From the entries below, list each line with "Pusey".

* _The input_
——————

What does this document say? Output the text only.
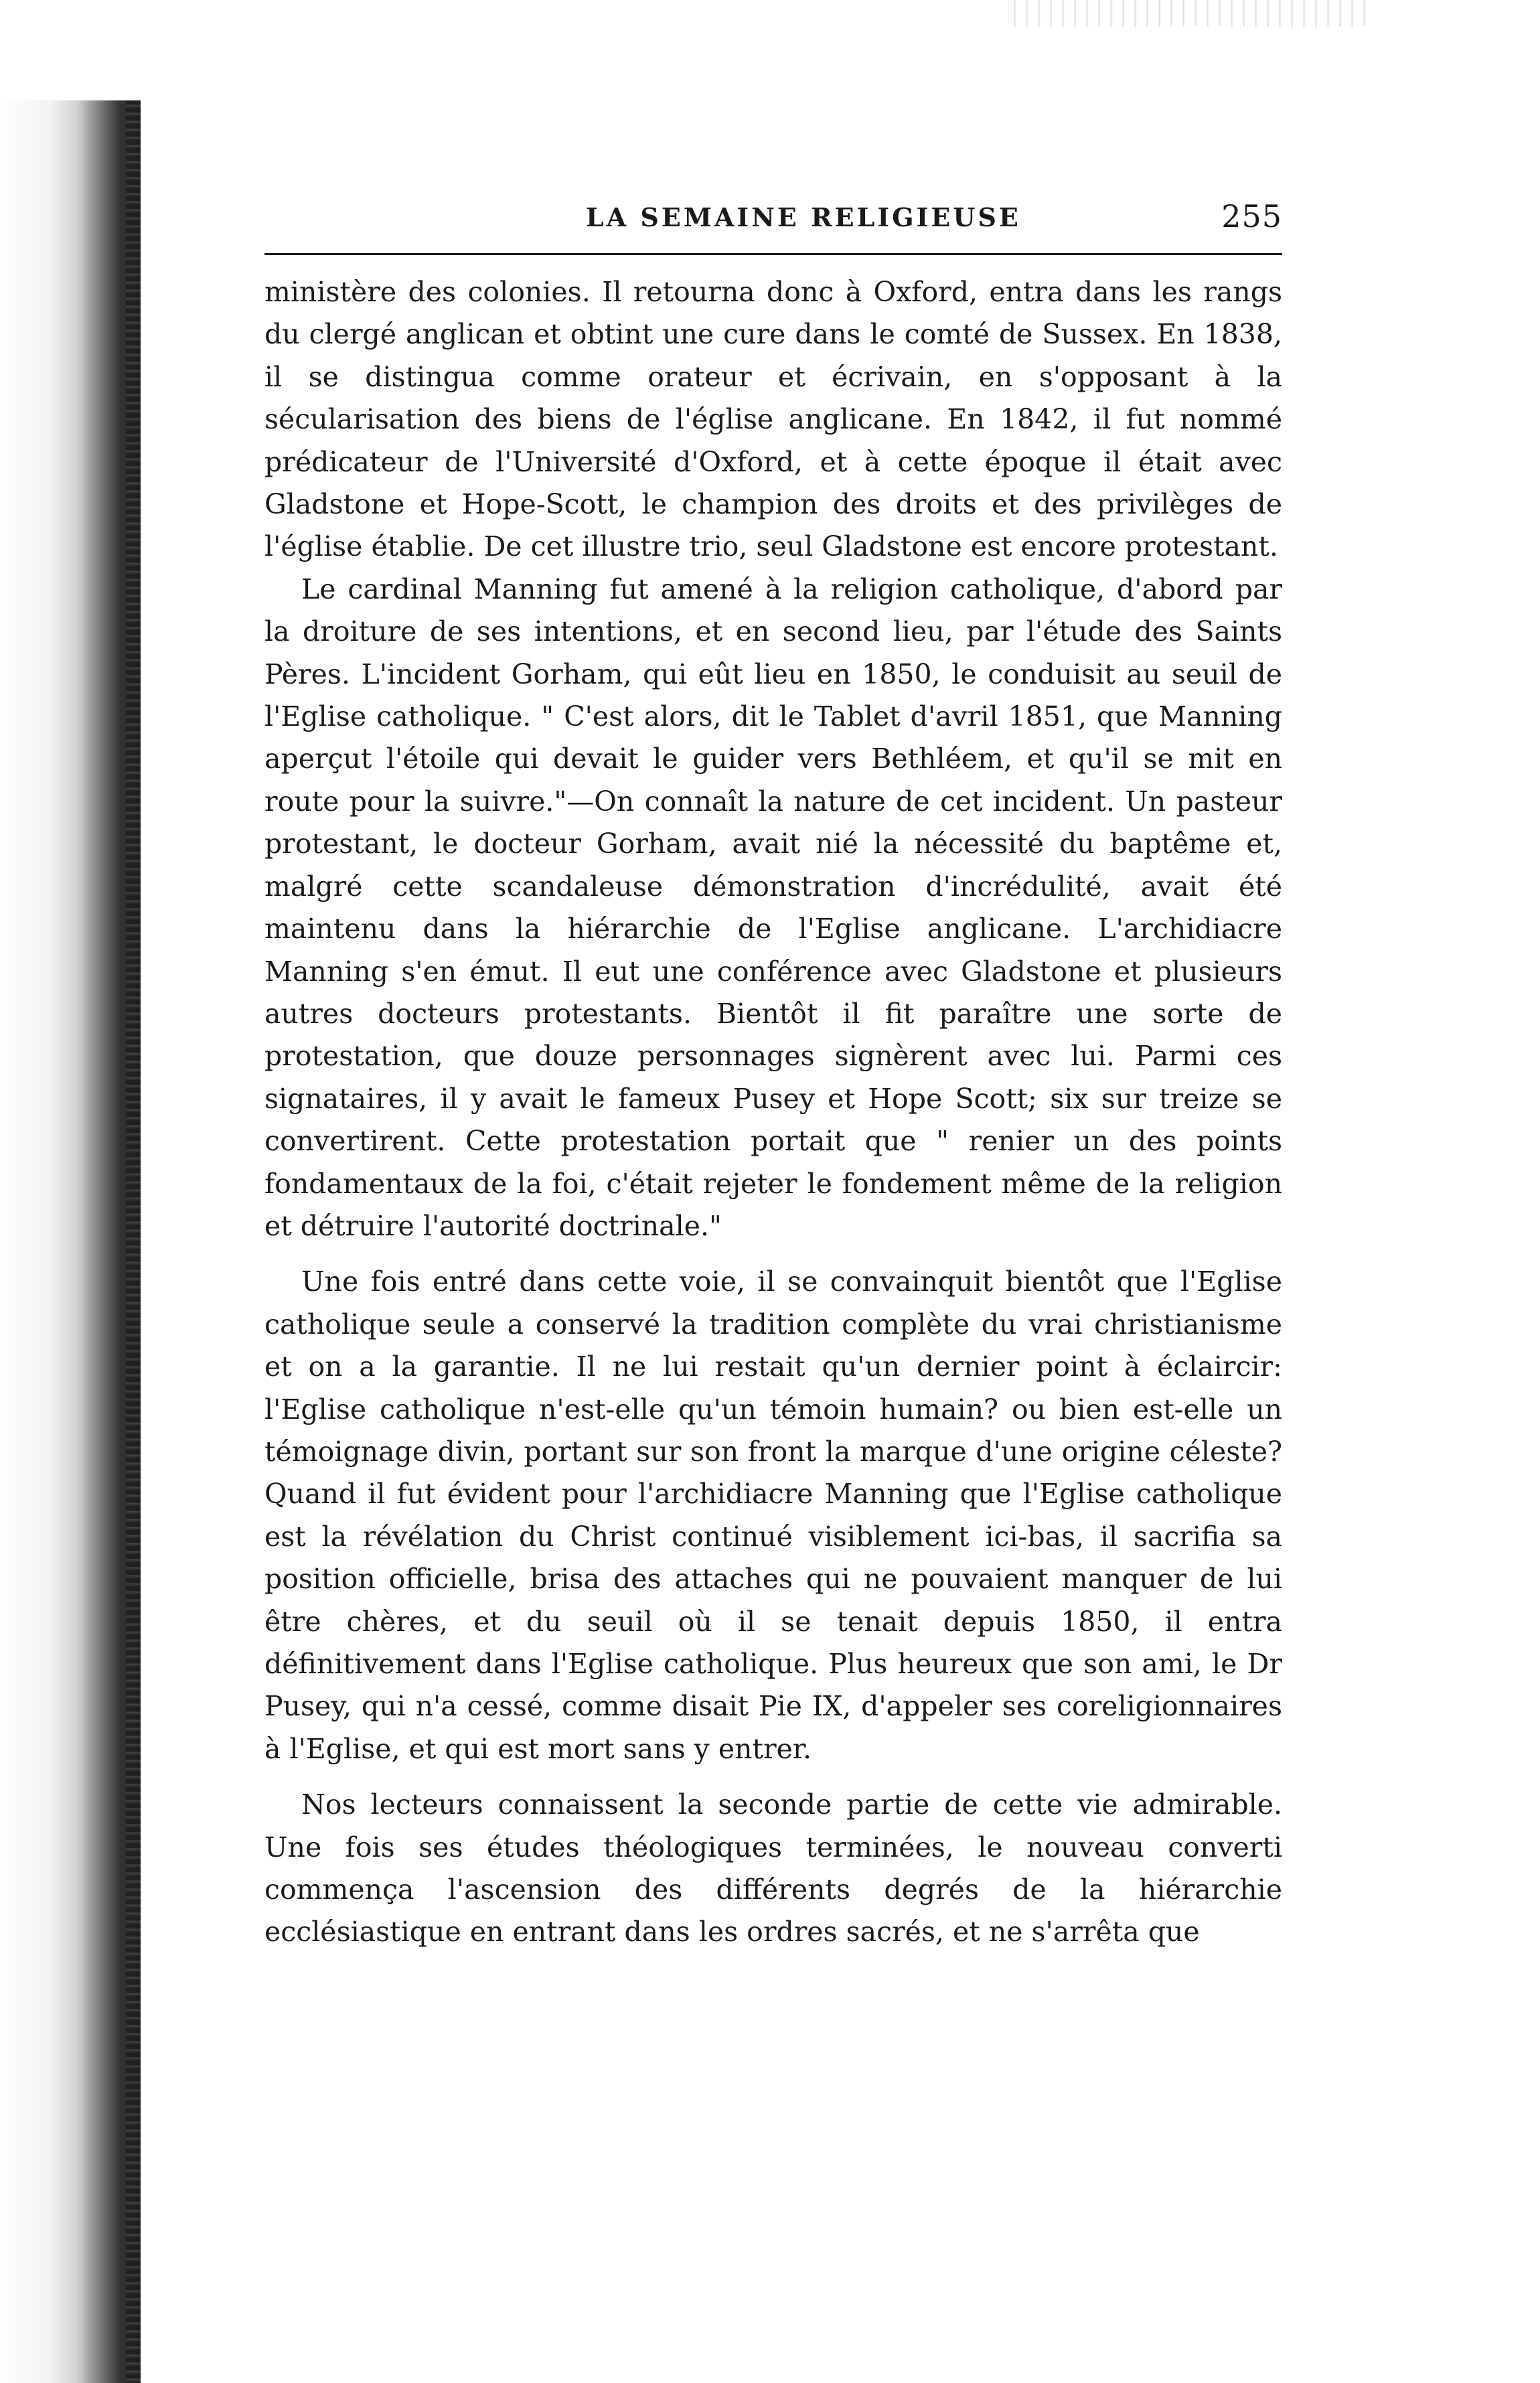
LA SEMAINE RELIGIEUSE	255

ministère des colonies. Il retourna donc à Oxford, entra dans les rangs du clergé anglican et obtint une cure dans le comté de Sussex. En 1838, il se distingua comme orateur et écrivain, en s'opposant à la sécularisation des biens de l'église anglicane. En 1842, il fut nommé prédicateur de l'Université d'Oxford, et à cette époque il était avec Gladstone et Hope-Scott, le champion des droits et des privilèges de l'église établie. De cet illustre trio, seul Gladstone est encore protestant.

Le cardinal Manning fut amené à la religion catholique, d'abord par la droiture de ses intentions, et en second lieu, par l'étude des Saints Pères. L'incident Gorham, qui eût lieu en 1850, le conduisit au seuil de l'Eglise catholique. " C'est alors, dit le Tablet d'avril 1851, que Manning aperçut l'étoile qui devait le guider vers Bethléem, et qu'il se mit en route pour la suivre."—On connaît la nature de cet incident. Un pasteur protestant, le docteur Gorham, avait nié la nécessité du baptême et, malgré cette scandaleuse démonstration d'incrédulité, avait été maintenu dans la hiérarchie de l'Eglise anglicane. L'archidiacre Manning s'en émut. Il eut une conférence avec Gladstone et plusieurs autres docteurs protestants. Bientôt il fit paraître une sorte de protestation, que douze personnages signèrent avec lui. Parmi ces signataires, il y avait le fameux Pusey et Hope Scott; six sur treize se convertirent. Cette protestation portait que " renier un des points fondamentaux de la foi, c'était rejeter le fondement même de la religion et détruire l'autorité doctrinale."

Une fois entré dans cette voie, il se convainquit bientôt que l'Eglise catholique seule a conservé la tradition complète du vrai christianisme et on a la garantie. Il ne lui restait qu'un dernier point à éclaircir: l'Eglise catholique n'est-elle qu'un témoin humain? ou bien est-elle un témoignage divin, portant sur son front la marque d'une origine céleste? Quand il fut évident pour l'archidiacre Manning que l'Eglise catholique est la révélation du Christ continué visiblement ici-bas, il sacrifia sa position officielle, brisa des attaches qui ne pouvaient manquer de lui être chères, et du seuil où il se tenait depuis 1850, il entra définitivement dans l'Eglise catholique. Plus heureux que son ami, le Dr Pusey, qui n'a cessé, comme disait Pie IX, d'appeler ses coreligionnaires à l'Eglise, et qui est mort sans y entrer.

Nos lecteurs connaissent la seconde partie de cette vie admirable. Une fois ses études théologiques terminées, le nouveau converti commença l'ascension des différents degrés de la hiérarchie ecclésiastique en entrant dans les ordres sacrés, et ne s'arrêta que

——————

* _Final answer_
Le cardinal Manning fut amené à la religion catholique, d'abord par la droiture de ses intentions, et en second lieu, par l'étude des Saints Pères. L'incident Gorham, qui eût lieu en 1850, le conduisit au seuil de l'Eglise catholique. " C'est alors, dit le Tablet d'avril 1851, que Manning aperçut l'étoile qui devait le guider vers Bethléem, et qu'il se mit en route pour la suivre."—On connaît la nature de cet incident. Un pasteur protestant, le docteur Gorham, avait nié la nécessité du baptême et, malgré cette scandaleuse démonstration d'incrédulité, avait été maintenu dans la hiérarchie de l'Eglise anglicane. L'archidiacre Manning s'en émut. Il eut une conférence avec Gladstone et plusieurs autres docteurs protestants. Bientôt il fit paraître une sorte de protestation, que douze personnages signèrent avec lui. Parmi ces signataires, il y avait le fameux Pusey et Hope Scott; six sur treize se convertirent. Cette protestation portait que " renier un des points fondamentaux de la foi, c'était rejeter le fondement même de la religion et détruire l'autorité doctrinale."
Une fois entré dans cette voie, il se convainquit bientôt que l'Eglise catholique seule a conservé la tradition complète du vrai christianisme et on a la garantie. Il ne lui restait qu'un dernier point à éclaircir: l'Eglise catholique n'est-elle qu'un témoin humain? ou bien est-elle un témoignage divin, portant sur son front la marque d'une origine céleste? Quand il fut évident pour l'archidiacre Manning que l'Eglise catholique est la révélation du Christ continué visiblement ici-bas, il sacrifia sa position officielle, brisa des attaches qui ne pouvaient manquer de lui être chères, et du seuil où il se tenait depuis 1850, il entra définitivement dans l'Eglise catholique. Plus heureux que son ami, le Dr Pusey, qui n'a cessé, comme disait Pie IX, d'appeler ses coreligionnaires à l'Eglise, et qui est mort sans y entrer.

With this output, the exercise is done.